**Stated task:** Pictures stay out of the copy; restate everything else in the material exactly.

**Input records:**
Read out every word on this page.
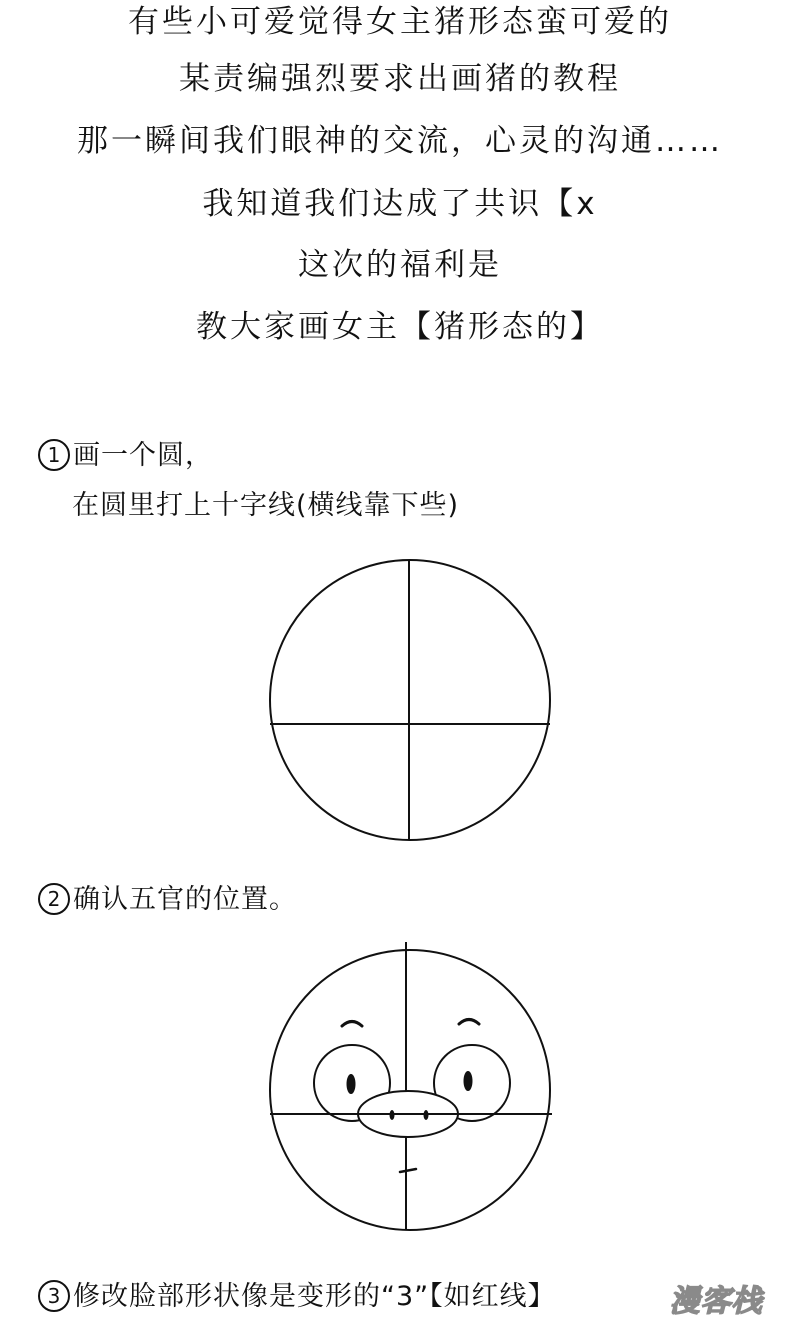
有些小可爱觉得女主猪形态蛮可爱的
某责编强烈要求出画猪的教程
那一瞬间我们眼神的交流，心灵的沟通……
我知道我们达成了共识【x
这次的福利是
教大家画女主【猪形态的】
1 画一个圆，
在圆里打上十字线(横线靠下些)
2 确认五官的位置。
3 修改脸部形状像是变形的“3”【如红线】	漫客栈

**Result of the task:**
Read out every word on this page.
有些小可爱觉得女主猪形态蛮可爱的
某责编强烈要求出画猪的教程
那一瞬间我们眼神的交流，心灵的沟通……
我知道我们达成了共识【x
这次的福利是
教大家画女主【猪形态的】
1 画一个圆，
在圆里打上十字线(横线靠下些)
2 确认五官的位置。
3 修改脸部形状像是变形的“3”【如红线】	漫客栈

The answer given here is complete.